THE PROBLEM: Go through the data below and copy it exactly, skipping every picture.

• • • • •

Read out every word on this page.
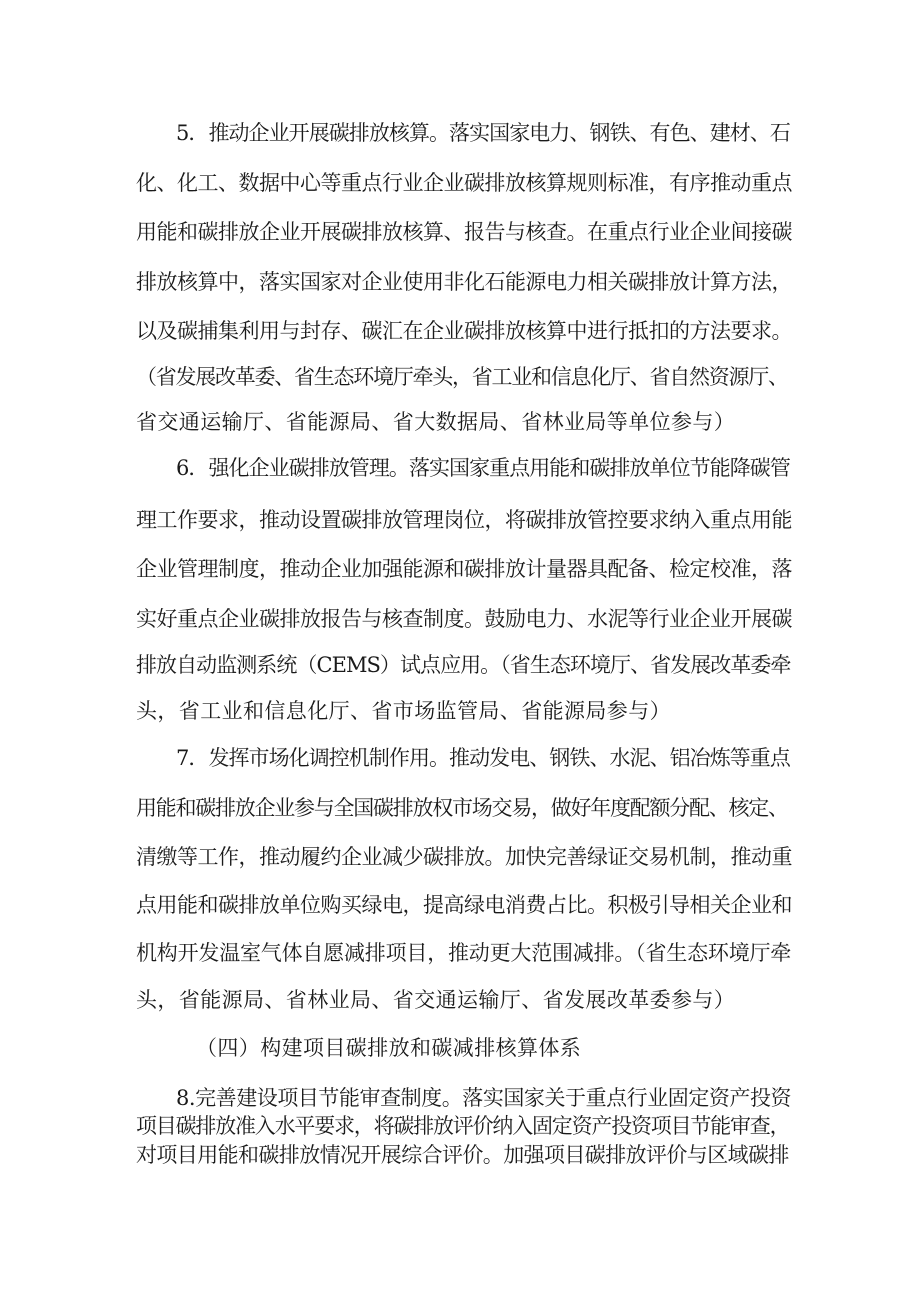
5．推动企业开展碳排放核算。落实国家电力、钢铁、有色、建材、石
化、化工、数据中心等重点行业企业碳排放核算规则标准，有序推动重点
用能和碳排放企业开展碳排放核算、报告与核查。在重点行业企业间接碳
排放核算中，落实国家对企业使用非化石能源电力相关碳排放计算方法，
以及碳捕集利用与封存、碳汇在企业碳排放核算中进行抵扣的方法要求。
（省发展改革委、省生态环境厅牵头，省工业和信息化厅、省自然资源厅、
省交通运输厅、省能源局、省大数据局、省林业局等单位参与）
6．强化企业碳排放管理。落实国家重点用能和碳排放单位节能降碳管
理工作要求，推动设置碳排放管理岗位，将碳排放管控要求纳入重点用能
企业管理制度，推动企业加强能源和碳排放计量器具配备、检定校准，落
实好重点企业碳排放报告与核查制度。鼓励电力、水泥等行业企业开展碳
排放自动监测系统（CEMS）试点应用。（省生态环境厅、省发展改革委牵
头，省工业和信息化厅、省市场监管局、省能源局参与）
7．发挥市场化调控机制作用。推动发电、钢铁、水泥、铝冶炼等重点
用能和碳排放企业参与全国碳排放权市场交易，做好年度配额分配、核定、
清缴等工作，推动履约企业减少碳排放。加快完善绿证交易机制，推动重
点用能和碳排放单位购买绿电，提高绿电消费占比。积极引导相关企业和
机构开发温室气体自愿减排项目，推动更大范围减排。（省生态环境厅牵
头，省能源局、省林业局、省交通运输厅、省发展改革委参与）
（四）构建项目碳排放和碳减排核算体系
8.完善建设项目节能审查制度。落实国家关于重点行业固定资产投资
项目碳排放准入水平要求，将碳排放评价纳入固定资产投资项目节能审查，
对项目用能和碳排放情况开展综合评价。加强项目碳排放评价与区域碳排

• • • • •

CORRECT RESPONSE:
Read out every word on this page.
5．推动企业开展碳排放核算。落实国家电力、钢铁、有色、建材、石
化、化工、数据中心等重点行业企业碳排放核算规则标准，有序推动重点
用能和碳排放企业开展碳排放核算、报告与核查。在重点行业企业间接碳
排放核算中，落实国家对企业使用非化石能源电力相关碳排放计算方法，
以及碳捕集利用与封存、碳汇在企业碳排放核算中进行抵扣的方法要求。
（省发展改革委、省生态环境厅牵头，省工业和信息化厅、省自然资源厅、
省交通运输厅、省能源局、省大数据局、省林业局等单位参与）
6．强化企业碳排放管理。落实国家重点用能和碳排放单位节能降碳管
理工作要求，推动设置碳排放管理岗位，将碳排放管控要求纳入重点用能
企业管理制度，推动企业加强能源和碳排放计量器具配备、检定校准，落
实好重点企业碳排放报告与核查制度。鼓励电力、水泥等行业企业开展碳
排放自动监测系统（CEMS）试点应用。（省生态环境厅、省发展改革委牵
头，省工业和信息化厅、省市场监管局、省能源局参与）
7．发挥市场化调控机制作用。推动发电、钢铁、水泥、铝冶炼等重点
用能和碳排放企业参与全国碳排放权市场交易，做好年度配额分配、核定、
清缴等工作，推动履约企业减少碳排放。加快完善绿证交易机制，推动重
点用能和碳排放单位购买绿电，提高绿电消费占比。积极引导相关企业和
机构开发温室气体自愿减排项目，推动更大范围减排。（省生态环境厅牵
头，省能源局、省林业局、省交通运输厅、省发展改革委参与）
（四）构建项目碳排放和碳减排核算体系
8.完善建设项目节能审查制度。落实国家关于重点行业固定资产投资
项目碳排放准入水平要求，将碳排放评价纳入固定资产投资项目节能审查，
对项目用能和碳排放情况开展综合评价。加强项目碳排放评价与区域碳排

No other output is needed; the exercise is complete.